— WHAT IS ASKED —
Check the listing below line by line and report how many lines hold "JSON", with no other words.
········
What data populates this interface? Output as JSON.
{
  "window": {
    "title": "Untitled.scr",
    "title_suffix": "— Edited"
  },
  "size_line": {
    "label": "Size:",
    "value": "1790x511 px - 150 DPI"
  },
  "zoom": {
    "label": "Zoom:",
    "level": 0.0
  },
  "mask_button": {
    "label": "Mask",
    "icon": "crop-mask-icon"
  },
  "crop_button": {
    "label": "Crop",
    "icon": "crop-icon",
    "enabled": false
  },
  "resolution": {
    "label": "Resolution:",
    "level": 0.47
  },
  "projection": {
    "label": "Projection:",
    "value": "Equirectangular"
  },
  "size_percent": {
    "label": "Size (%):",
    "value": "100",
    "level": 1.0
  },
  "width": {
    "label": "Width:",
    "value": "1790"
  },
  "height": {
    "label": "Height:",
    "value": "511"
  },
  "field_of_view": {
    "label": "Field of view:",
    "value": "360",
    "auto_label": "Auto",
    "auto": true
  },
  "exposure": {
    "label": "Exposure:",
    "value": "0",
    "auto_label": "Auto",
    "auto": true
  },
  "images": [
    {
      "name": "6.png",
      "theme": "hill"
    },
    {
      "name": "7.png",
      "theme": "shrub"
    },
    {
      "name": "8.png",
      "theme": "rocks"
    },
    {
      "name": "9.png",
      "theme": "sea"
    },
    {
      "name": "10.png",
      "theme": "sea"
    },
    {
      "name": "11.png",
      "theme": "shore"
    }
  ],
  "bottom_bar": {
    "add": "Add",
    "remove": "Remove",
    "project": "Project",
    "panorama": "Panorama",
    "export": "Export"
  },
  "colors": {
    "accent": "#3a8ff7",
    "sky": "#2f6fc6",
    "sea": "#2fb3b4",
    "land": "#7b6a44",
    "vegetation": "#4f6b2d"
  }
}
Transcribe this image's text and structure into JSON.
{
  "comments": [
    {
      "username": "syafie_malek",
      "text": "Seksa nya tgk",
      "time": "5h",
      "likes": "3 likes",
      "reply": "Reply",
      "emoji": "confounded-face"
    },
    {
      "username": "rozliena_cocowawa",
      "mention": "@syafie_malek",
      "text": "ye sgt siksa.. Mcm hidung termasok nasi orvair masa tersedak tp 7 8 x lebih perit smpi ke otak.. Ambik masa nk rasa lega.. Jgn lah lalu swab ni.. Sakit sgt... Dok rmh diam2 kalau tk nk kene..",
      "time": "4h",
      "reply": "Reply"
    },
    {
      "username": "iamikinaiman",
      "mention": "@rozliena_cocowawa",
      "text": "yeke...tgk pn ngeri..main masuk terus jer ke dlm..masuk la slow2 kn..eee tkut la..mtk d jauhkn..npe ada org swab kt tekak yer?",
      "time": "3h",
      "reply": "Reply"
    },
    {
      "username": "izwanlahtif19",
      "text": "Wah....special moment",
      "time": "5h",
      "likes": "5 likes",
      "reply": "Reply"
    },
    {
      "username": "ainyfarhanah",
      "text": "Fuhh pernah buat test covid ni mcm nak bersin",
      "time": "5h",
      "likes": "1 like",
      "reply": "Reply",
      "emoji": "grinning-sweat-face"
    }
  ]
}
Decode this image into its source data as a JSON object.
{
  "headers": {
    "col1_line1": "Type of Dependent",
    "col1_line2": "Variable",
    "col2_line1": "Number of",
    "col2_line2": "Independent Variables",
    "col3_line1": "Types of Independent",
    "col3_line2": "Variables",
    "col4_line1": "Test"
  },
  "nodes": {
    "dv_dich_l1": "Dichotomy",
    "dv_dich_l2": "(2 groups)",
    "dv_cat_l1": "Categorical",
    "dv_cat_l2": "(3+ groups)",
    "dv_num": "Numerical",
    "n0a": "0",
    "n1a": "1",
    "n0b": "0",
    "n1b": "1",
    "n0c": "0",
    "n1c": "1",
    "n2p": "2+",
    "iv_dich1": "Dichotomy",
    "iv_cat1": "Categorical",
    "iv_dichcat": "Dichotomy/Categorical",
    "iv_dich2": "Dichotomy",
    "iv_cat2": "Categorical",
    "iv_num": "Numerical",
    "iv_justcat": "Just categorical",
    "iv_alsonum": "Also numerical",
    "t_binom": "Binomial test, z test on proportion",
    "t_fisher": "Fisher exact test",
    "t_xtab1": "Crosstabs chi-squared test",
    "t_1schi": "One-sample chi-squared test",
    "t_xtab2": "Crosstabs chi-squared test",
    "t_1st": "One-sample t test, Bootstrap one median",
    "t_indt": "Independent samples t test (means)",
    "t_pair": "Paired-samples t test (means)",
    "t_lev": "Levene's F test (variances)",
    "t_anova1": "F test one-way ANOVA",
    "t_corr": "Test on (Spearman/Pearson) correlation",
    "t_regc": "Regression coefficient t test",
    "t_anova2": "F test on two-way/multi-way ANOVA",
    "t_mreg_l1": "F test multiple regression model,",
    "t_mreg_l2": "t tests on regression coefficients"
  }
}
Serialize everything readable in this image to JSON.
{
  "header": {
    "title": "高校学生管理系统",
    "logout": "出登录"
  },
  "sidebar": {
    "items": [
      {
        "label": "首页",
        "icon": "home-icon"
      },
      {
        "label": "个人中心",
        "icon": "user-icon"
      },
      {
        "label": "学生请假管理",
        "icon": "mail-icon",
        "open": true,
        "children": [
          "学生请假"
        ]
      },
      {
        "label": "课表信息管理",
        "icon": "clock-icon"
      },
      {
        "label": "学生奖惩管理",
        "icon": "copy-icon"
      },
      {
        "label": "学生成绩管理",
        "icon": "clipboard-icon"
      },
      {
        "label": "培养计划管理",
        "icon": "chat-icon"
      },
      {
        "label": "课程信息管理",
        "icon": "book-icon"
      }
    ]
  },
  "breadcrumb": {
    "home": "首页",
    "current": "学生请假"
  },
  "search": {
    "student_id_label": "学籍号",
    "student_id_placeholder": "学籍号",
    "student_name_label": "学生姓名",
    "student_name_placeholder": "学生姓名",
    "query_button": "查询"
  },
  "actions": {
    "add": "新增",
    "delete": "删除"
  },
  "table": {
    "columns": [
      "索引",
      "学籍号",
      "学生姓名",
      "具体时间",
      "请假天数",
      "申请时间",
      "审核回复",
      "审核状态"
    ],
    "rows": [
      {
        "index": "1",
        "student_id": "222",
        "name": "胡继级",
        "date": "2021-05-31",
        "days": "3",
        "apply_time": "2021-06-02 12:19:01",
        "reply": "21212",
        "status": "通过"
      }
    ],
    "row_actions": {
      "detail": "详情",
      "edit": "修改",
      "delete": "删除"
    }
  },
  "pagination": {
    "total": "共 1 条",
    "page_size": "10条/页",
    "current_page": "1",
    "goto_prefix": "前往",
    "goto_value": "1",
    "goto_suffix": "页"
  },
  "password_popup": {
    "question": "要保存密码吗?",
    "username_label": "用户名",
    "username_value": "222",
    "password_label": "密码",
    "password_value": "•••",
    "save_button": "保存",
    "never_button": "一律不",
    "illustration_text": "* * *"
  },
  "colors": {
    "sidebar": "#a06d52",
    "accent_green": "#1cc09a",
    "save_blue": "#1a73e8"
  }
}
········
— WRITTEN SOLUTION —
4